### Your task
Transcribe the records exactly. Pictures do not belong in the transcription.

### Extracted information
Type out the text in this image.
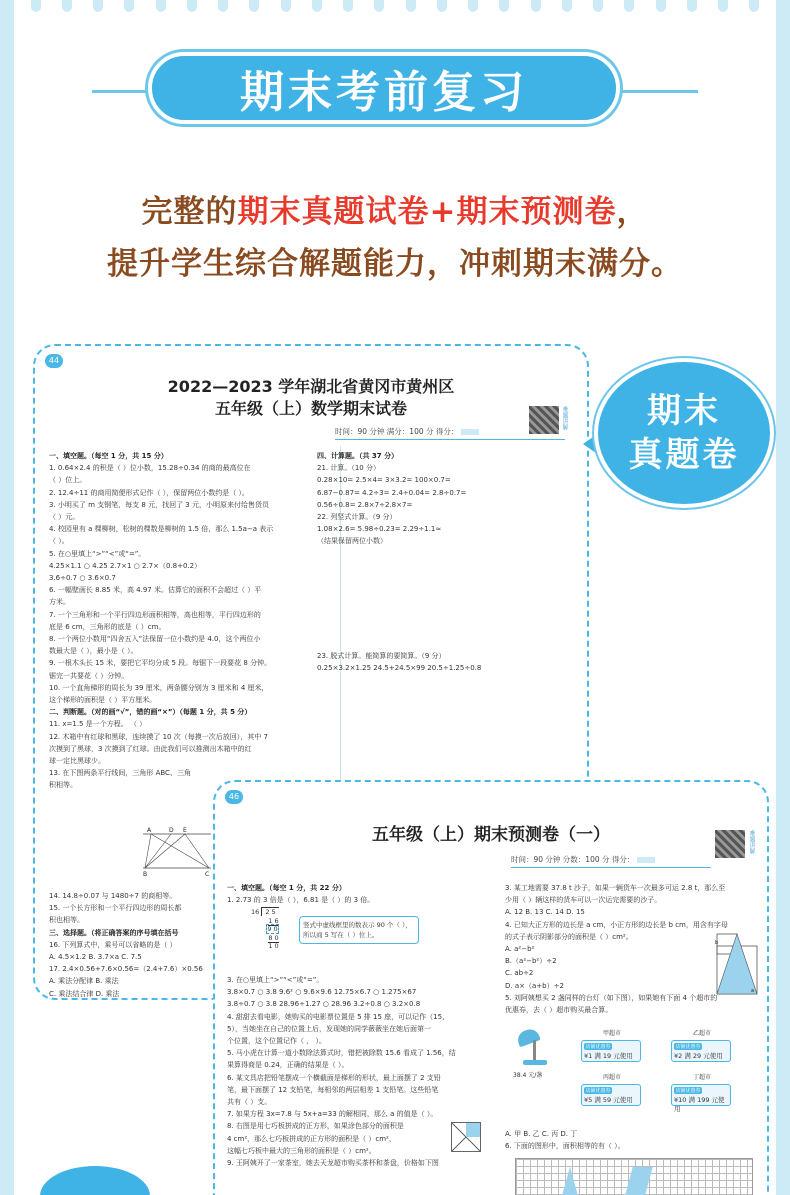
期末考前复习
完整的期末真题试卷+期末预测卷，
提升学生综合解题能力，冲刺期末满分。
44
2022—2023 学年湖北省黄冈市黄州区
五年级（上）数学期末试卷	难题讲解
时间：90 分钟 满分：100 分 得分：
一、填空题。（每空 1 分，共 15 分）
1. 0.64×2.4 的积是（ ）位小数，15.28÷0.34 的商的最高位在
（ ）位上。
2. 12.4÷11 的商用简便形式记作（ ），保留两位小数约是（ ）。
3. 小明买了 m 支钢笔，每支 8 元，找回了 3 元，小明原来付给售货员
（ ）元。
4. 校园里有 a 棵柳树，松树的棵数是柳树的 1.5 倍，那么 1.5a−a 表示
（ ）。
5. 在○里填上“>”“<”或“=”。
4.25×1.1 ○ 4.25 2.7×1 ○ 2.7×（0.8+0.2）
3.6÷0.7 ○ 3.6×0.7
6. 一幅壁画长 8.85 米，高 4.97 米。估算它的面积不会超过（ ）平
方米。
7. 一个三角形和一个平行四边形面积相等，高也相等，平行四边形的
底是 6 cm，三角形的底是（ ）cm。
8. 一个两位小数用“四舍五入”法保留一位小数约是 4.0，这个两位小
数最大是（ ），最小是（ ）。
9. 一根木头长 15 米，要把它平均分成 5 段。每锯下一段要花 8 分钟。
锯完一共要花（ ）分钟。
10. 一个直角梯形的周长为 39 厘米，两条腰分别为 3 厘米和 4 厘米，
这个梯形的面积是（ ）平方厘米。
二、判断题。（对的画“√”，错的画“×”）（每题 1 分，共 5 分）
11. x=1.5 是一个方程。 （ ）
12. 木箱中有红球和黑球，连续摸了 10 次（每摸一次后放回），其中 7
次摸到了黑球，3 次摸到了红球。由此我们可以推测出木箱中的红
球一定比黑球少。
13. 在下图两条平行线间，三角形 ABC、三角
积相等。
A	D E
B	C
14. 14.8÷0.07 与 1480÷7 的商相等。
15. 一个长方形和一个平行四边形的周长都
积也相等。
三、选择题。（将正确答案的序号填在括号
16. 下列算式中，乘号可以省略的是（ ）
A. 4.5×1.2 B. 3.7×a C. 7.5
17. 2.4×0.56+7.6×0.56=（2.4+7.6）×0.56
A. 乘法分配律 B. 乘法
C. 乘法结合律 D. 乘法
四、计算题。（共 37 分）
21. 计算。（10 分）
0.28×10= 2.5×4= 3×3.2= 100×0.7=
6.87−0.87= 4.2÷3= 2.4÷0.04= 2.8÷0.7=
0.56÷0.8= 2.8×7÷2.8×7=
22. 列竖式计算。（9 分）
1.08×2.6= 5.98÷0.23= 2.29÷1.1≈
（结果保留两位小数）
23. 脱式计算。能简算的要简算。（9 分）
0.25×3.2×1.25 24.5+24.5×99 20.5÷1.25÷0.8
期末
真题卷
46
五年级（上）期末预测卷（一）	难题讲解
时间：90 分钟 分数：100 分 得分：
一、填空题。（每空 1 分，共 22 分）
1. 2.73 的 3 倍是（ ），6.81 是（ ）的 3 倍。
16 2 5
1 6
9 0
8 0
1 0
竖式中虚线框里的数表示 90 个（ ），所以商 5 写在（ ）位上。
3. 在○里填上“>”“<”或“=”。
3.8×0.7 ○ 3.8 9.6² ○ 9.6×9.6 12.75×6.7 ○ 1.275×67
3.8÷0.7 ○ 3.8 28.96÷1.27 ○ 28.96 3.2÷0.8 ○ 3.2×0.8
4. 甜甜去看电影，她购买的电影票位置是 5 排 15 座，可以记作（15，
5），当她坐在自己的位置上后，发现她的同学薇薇坐在她后面第一
个位置，这个位置记作（ ， ）。
5. 马小虎在计算一道小数除法算式时，错把被除数 15.6 看成了 1.56，结
果算得商是 0.24，正确的结果是（ ）。
6. 某文具店把铅笔摆成一个横截面是梯形的形状，最上面摆了 2 支铅
笔，最下面摆了 12 支铅笔，每相邻的两层相差 1 支铅笔。这些铅笔
共有（ ）支。
7. 如果方程 3x=7.8 与 5x+a=33 的解相同，那么 a 的值是（ ）。
8. 右图是用七巧板拼成的正方形，如果涂色部分的面积是
4 cm²，那么七巧板拼成的正方形的面积是（ ）cm²，
这幅七巧板中最大的三角形的面积是（ ）cm²。
9. 王阿姨开了一家茶室，她去天龙超市购买茶杯和茶盘，价格如下图
3. 某工地需要 37.8 t 沙子，如果一辆货车一次最多可运 2.8 t，那么至
少用（ ）辆这样的货车可以一次运完需要的沙子。
A. 12 B. 13 C. 14 D. 15
4. 已知大正方形的边长是 a cm，小正方形的边长是 b cm，用含有字母
的式子表示阴影部分的面积是（ ）cm²。
A. a²−b²
B.（a²−b²）÷2
C. ab÷2
D. a×（a+b）÷2
5. 刘阿姨想买 2 盏同样的台灯（如下图），如果她有下面 4 个超市的
优惠券，去（ ）超市购买最合算。
b
a
38.4 元/盏
甲超市
店铺优惠券
¥1 满 19 元使用
乙超市
店铺优惠券
¥2 满 29 元使用
丙超市
店铺优惠券
¥5 满 59 元使用
丁超市
店铺优惠券
¥10 满 199 元使用
A. 甲 B. 乙 C. 丙 D. 丁
6. 下面的图形中，面积相等的有（ ）。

### Expected answer
Type out the text in this image.
期末考前复习
完整的期末真题试卷+期末预测卷，
提升学生综合解题能力，冲刺期末满分。
44
2022—2023 学年湖北省黄冈市黄州区
五年级（上）数学期末试卷	难题讲解
时间：90 分钟 满分：100 分 得分：
一、填空题。（每空 1 分，共 15 分）
1. 0.64×2.4 的积是（ ）位小数，15.28÷0.34 的商的最高位在
（ ）位上。
2. 12.4÷11 的商用简便形式记作（ ），保留两位小数约是（ ）。
3. 小明买了 m 支钢笔，每支 8 元，找回了 3 元，小明原来付给售货员
（ ）元。
4. 校园里有 a 棵柳树，松树的棵数是柳树的 1.5 倍，那么 1.5a−a 表示
（ ）。
5. 在○里填上“>”“<”或“=”。
4.25×1.1 ○ 4.25 2.7×1 ○ 2.7×（0.8+0.2）
3.6÷0.7 ○ 3.6×0.7
6. 一幅壁画长 8.85 米，高 4.97 米。估算它的面积不会超过（ ）平
方米。
7. 一个三角形和一个平行四边形面积相等，高也相等，平行四边形的
底是 6 cm，三角形的底是（ ）cm。
8. 一个两位小数用“四舍五入”法保留一位小数约是 4.0，这个两位小
数最大是（ ），最小是（ ）。
9. 一根木头长 15 米，要把它平均分成 5 段。每锯下一段要花 8 分钟。
锯完一共要花（ ）分钟。
10. 一个直角梯形的周长为 39 厘米，两条腰分别为 3 厘米和 4 厘米，
这个梯形的面积是（ ）平方厘米。
二、判断题。（对的画“√”，错的画“×”）（每题 1 分，共 5 分）
11. x=1.5 是一个方程。 （ ）
12. 木箱中有红球和黑球，连续摸了 10 次（每摸一次后放回），其中 7
次摸到了黑球，3 次摸到了红球。由此我们可以推测出木箱中的红
球一定比黑球少。
13. 在下图两条平行线间，三角形 ABC、三角
积相等。
A	D E
B	C
14. 14.8÷0.07 与 1480÷7 的商相等。
15. 一个长方形和一个平行四边形的周长都
积也相等。
三、选择题。（将正确答案的序号填在括号
16. 下列算式中，乘号可以省略的是（ ）
A. 4.5×1.2 B. 3.7×a C. 7.5
17. 2.4×0.56+7.6×0.56=（2.4+7.6）×0.56
A. 乘法分配律 B. 乘法
C. 乘法结合律 D. 乘法
四、计算题。（共 37 分）
21. 计算。（10 分）
0.28×10= 2.5×4= 3×3.2= 100×0.7=
6.87−0.87= 4.2÷3= 2.4÷0.04= 2.8÷0.7=
0.56÷0.8= 2.8×7÷2.8×7=
22. 列竖式计算。（9 分）
1.08×2.6= 5.98÷0.23= 2.29÷1.1≈
（结果保留两位小数）
23. 脱式计算。能简算的要简算。（9 分）
0.25×3.2×1.25 24.5+24.5×99 20.5÷1.25÷0.8
期末
真题卷
46
五年级（上）期末预测卷（一）	难题讲解
时间：90 分钟 分数：100 分 得分：
一、填空题。（每空 1 分，共 22 分）
1. 2.73 的 3 倍是（ ），6.81 是（ ）的 3 倍。
16 2 5
1 6
9 0
8 0
1 0
竖式中虚线框里的数表示 90 个（ ），所以商 5 写在（ ）位上。
3. 在○里填上“>”“<”或“=”。
3.8×0.7 ○ 3.8 9.6² ○ 9.6×9.6 12.75×6.7 ○ 1.275×67
3.8÷0.7 ○ 3.8 28.96÷1.27 ○ 28.96 3.2÷0.8 ○ 3.2×0.8
4. 甜甜去看电影，她购买的电影票位置是 5 排 15 座，可以记作（15，
5），当她坐在自己的位置上后，发现她的同学薇薇坐在她后面第一
个位置，这个位置记作（ ， ）。
5. 马小虎在计算一道小数除法算式时，错把被除数 15.6 看成了 1.56，结
果算得商是 0.24，正确的结果是（ ）。
6. 某文具店把铅笔摆成一个横截面是梯形的形状，最上面摆了 2 支铅
笔，最下面摆了 12 支铅笔，每相邻的两层相差 1 支铅笔。这些铅笔
共有（ ）支。
7. 如果方程 3x=7.8 与 5x+a=33 的解相同，那么 a 的值是（ ）。
8. 右图是用七巧板拼成的正方形，如果涂色部分的面积是
4 cm²，那么七巧板拼成的正方形的面积是（ ）cm²，
这幅七巧板中最大的三角形的面积是（ ）cm²。
9. 王阿姨开了一家茶室，她去天龙超市购买茶杯和茶盘，价格如下图
3. 某工地需要 37.8 t 沙子，如果一辆货车一次最多可运 2.8 t，那么至
少用（ ）辆这样的货车可以一次运完需要的沙子。
A. 12 B. 13 C. 14 D. 15
4. 已知大正方形的边长是 a cm，小正方形的边长是 b cm，用含有字母
的式子表示阴影部分的面积是（ ）cm²。
A. a²−b²
B.（a²−b²）÷2
C. ab÷2
D. a×（a+b）÷2
5. 刘阿姨想买 2 盏同样的台灯（如下图），如果她有下面 4 个超市的
优惠券，去（ ）超市购买最合算。
b
a
38.4 元/盏
甲超市
店铺优惠券
¥1 满 19 元使用
乙超市
店铺优惠券
¥2 满 29 元使用
丙超市
店铺优惠券
¥5 满 59 元使用
丁超市
店铺优惠券
¥10 满 199 元使用
A. 甲 B. 乙 C. 丙 D. 丁
6. 下面的图形中，面积相等的有（ ）。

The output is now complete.